CHALLENGE - Copy the records from the beginning through the line containing "449, 124, 489]", swapping "cell-partner" for "cell-owner" and leaving everything else untouched.

Box coordinate listings -
◆ ◆ ◆ ◆ ◆ ◆ ◆

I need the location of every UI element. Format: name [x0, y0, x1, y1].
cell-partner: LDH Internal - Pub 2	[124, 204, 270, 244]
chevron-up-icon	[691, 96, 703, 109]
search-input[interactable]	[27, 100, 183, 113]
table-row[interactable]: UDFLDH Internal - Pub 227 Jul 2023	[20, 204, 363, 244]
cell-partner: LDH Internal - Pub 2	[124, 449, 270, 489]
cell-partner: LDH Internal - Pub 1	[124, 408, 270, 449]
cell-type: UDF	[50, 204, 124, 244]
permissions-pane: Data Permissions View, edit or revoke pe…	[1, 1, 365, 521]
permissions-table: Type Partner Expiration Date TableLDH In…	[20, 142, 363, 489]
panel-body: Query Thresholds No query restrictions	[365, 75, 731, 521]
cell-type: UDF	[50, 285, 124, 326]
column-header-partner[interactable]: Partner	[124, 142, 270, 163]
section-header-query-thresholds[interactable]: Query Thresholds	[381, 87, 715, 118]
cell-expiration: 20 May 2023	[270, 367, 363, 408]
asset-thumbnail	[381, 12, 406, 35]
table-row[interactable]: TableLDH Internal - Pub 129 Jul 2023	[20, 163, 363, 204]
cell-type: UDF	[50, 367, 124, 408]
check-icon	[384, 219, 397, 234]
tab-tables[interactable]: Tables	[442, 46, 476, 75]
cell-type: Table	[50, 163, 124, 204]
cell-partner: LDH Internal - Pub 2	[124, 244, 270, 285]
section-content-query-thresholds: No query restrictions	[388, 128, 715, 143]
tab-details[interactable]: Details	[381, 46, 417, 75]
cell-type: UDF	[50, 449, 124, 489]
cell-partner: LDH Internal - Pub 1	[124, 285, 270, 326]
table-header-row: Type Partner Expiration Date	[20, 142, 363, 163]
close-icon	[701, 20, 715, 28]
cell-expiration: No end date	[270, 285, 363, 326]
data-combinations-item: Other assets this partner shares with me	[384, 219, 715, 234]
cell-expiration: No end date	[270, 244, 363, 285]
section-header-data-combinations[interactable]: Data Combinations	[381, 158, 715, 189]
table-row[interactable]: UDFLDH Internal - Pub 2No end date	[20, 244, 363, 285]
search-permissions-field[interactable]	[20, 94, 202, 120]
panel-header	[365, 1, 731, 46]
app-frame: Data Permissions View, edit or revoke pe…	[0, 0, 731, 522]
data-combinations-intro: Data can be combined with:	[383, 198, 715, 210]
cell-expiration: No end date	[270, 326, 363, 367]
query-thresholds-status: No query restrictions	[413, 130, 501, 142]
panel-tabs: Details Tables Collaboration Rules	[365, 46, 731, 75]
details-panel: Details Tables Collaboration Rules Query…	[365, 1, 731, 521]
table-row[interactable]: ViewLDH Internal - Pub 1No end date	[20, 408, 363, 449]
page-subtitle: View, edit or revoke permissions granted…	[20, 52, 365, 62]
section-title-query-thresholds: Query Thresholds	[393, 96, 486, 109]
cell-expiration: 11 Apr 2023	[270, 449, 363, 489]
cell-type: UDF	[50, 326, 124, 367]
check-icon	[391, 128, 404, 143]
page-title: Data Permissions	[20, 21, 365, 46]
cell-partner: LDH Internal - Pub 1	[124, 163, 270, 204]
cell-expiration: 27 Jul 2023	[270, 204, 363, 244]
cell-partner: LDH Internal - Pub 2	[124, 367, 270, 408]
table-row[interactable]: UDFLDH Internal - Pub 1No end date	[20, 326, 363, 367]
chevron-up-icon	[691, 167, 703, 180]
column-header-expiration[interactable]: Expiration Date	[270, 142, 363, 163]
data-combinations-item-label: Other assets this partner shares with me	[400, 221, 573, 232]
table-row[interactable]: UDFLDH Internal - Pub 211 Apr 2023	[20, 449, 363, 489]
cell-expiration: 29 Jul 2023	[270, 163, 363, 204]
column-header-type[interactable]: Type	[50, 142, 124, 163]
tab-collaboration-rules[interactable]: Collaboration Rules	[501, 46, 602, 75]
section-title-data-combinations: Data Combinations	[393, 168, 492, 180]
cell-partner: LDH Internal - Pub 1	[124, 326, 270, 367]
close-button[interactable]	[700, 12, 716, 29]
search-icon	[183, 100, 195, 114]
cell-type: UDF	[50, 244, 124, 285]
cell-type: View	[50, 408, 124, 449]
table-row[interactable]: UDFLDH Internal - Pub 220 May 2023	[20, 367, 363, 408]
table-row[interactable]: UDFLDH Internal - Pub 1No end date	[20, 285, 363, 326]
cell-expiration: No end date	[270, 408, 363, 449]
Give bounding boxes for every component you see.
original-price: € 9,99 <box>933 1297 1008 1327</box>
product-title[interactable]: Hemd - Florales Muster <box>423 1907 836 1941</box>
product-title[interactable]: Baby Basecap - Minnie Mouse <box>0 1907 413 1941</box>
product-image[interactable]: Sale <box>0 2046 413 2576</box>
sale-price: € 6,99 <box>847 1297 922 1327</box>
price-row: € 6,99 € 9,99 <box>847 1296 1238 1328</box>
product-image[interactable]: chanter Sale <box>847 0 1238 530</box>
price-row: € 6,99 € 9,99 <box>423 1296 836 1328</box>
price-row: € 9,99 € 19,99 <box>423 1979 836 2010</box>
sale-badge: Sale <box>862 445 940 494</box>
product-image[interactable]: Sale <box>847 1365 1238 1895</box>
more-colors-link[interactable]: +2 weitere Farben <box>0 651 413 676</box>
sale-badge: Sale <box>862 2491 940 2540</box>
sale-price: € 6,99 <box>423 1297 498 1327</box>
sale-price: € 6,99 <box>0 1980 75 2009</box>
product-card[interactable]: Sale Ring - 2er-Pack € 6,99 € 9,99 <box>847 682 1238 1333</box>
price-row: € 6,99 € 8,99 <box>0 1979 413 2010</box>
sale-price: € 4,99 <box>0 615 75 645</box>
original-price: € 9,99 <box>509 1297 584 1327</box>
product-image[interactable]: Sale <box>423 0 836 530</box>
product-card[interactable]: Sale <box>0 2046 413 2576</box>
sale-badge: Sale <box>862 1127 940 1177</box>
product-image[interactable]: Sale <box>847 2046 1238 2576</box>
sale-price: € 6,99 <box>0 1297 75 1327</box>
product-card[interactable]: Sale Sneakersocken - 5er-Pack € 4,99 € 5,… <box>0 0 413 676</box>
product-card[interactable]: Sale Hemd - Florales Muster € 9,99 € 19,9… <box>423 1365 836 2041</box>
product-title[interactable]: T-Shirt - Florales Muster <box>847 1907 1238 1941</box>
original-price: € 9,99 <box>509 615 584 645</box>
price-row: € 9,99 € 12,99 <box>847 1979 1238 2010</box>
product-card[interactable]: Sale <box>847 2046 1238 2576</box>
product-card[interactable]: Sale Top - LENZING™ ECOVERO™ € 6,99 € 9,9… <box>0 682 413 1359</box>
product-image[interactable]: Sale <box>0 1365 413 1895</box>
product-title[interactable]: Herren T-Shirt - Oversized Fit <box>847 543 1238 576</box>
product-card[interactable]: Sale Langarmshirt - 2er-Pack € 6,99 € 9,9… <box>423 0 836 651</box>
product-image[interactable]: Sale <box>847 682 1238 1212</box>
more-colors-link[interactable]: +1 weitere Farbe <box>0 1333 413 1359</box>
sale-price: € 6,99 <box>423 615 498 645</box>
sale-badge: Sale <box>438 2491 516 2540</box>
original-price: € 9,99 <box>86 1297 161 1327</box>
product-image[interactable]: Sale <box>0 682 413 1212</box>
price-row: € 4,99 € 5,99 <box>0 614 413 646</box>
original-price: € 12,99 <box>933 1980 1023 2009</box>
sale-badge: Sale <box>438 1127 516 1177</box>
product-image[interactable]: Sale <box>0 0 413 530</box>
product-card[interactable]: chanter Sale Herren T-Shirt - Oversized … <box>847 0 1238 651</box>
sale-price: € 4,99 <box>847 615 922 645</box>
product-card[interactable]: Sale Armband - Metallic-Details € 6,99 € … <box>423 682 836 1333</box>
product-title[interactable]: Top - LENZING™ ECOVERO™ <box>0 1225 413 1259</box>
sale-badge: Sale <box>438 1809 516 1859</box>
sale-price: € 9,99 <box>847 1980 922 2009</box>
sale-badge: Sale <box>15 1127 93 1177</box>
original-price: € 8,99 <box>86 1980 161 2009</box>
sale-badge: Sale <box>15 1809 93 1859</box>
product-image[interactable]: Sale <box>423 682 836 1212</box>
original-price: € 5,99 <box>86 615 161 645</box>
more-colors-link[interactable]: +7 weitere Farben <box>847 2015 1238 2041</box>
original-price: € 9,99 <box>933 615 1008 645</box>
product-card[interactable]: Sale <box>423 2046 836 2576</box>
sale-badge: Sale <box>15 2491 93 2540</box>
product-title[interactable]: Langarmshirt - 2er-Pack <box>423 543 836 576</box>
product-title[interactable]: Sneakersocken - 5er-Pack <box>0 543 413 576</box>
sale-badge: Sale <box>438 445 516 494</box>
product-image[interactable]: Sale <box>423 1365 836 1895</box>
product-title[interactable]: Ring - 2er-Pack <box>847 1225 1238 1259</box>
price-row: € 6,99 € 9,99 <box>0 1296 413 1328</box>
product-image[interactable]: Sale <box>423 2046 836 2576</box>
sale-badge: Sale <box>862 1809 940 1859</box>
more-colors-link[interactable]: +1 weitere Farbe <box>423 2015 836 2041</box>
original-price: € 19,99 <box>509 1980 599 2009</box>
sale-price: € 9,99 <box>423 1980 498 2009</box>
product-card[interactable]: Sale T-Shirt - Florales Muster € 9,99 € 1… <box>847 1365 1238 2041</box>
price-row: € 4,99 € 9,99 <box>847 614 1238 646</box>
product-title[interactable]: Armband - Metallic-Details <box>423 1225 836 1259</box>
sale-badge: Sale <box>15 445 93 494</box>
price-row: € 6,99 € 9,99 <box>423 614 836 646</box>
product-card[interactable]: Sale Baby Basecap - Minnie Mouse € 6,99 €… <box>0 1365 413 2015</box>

◆ ◆ ◆ ◆ ◆ ◆ ◆

ANSWER TO THE PROBLEM -
I need the location of every UI element. Format: name [x0, y0, x1, y1].
cell-owner: LDH Internal - Pub 2	[124, 204, 270, 244]
chevron-up-icon	[691, 96, 703, 109]
search-input[interactable]	[27, 100, 183, 113]
table-row[interactable]: UDFLDH Internal - Pub 227 Jul 2023	[20, 204, 363, 244]
cell-owner: LDH Internal - Pub 2	[124, 449, 270, 489]
cell-owner: LDH Internal - Pub 1	[124, 408, 270, 449]
cell-type: UDF	[50, 204, 124, 244]
permissions-pane: Data Permissions View, edit or revoke pe…	[1, 1, 365, 521]
permissions-table: Type Partner Expiration Date TableLDH In…	[20, 142, 363, 489]
panel-body: Query Thresholds No query restrictions	[365, 75, 731, 521]
cell-type: UDF	[50, 285, 124, 326]
column-header-partner[interactable]: Partner	[124, 142, 270, 163]
section-header-query-thresholds[interactable]: Query Thresholds	[381, 87, 715, 118]
cell-expiration: 20 May 2023	[270, 367, 363, 408]
asset-thumbnail	[381, 12, 406, 35]
table-row[interactable]: TableLDH Internal - Pub 129 Jul 2023	[20, 163, 363, 204]
cell-type: UDF	[50, 367, 124, 408]
check-icon	[384, 219, 397, 234]
tab-tables[interactable]: Tables	[442, 46, 476, 75]
cell-type: Table	[50, 163, 124, 204]
cell-owner: LDH Internal - Pub 2	[124, 244, 270, 285]
section-content-query-thresholds: No query restrictions	[388, 128, 715, 143]
tab-details[interactable]: Details	[381, 46, 417, 75]
cell-type: UDF	[50, 449, 124, 489]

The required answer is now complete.